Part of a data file
* START *
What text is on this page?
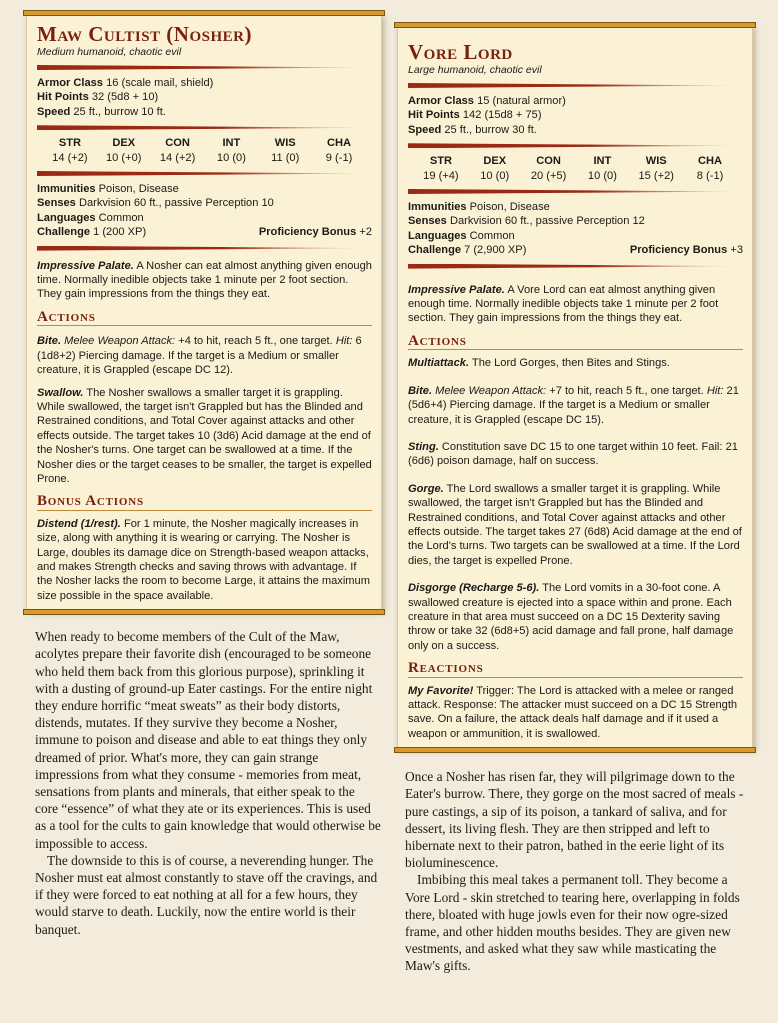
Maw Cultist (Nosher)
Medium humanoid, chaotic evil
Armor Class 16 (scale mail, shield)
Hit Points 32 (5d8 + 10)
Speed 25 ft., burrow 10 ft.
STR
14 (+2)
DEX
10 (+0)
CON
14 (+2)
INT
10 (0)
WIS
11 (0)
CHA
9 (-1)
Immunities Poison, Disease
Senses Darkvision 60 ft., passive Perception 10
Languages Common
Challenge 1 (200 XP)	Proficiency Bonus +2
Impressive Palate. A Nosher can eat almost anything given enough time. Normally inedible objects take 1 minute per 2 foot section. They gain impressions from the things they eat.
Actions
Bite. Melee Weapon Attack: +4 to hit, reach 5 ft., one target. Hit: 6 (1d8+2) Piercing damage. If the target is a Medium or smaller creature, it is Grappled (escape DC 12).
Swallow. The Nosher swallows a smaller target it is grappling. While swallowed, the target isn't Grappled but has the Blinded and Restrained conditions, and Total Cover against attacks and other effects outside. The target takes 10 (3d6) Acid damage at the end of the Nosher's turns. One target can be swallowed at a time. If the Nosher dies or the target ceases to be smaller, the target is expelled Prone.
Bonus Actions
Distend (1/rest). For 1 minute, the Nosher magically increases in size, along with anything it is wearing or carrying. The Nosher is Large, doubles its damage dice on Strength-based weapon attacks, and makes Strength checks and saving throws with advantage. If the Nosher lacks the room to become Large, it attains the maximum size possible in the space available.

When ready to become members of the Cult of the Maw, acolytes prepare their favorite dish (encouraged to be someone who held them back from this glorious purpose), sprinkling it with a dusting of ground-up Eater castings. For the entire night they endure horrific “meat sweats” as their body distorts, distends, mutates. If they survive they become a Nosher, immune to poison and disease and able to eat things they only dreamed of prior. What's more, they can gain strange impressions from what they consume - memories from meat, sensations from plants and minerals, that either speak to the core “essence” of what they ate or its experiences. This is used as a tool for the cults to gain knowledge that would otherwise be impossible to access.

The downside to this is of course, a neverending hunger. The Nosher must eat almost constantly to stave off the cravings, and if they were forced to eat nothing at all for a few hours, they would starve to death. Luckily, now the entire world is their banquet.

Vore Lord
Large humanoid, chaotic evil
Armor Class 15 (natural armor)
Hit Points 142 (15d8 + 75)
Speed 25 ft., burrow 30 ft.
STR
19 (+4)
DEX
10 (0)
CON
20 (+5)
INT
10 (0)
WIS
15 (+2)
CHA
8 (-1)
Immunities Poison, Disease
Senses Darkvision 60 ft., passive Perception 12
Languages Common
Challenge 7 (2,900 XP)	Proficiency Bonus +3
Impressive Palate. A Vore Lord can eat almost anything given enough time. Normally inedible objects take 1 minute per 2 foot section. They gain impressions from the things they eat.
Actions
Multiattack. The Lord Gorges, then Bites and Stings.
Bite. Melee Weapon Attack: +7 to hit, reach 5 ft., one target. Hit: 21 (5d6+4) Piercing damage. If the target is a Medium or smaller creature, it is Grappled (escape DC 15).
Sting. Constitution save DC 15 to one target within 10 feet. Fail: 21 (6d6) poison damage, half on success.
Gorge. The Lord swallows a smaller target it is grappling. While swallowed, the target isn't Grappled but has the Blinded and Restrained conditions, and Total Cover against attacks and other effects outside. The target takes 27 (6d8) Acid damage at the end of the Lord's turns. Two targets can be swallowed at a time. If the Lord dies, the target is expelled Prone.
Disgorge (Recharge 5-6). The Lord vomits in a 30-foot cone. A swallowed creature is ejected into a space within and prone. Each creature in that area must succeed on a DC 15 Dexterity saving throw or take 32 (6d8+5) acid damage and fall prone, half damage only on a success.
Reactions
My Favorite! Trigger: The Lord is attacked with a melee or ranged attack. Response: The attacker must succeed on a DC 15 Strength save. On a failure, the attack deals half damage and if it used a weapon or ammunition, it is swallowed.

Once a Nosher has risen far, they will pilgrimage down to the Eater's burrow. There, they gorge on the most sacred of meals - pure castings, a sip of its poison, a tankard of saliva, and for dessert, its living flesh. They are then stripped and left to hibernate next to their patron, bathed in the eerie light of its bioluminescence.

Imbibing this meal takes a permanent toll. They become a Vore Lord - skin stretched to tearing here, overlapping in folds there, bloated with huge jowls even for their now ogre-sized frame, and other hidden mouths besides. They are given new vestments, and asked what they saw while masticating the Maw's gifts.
* END *
■ What you have to do:
Determine how many lines include the string "evil". Give no answer but the number.

■ Complete response:
2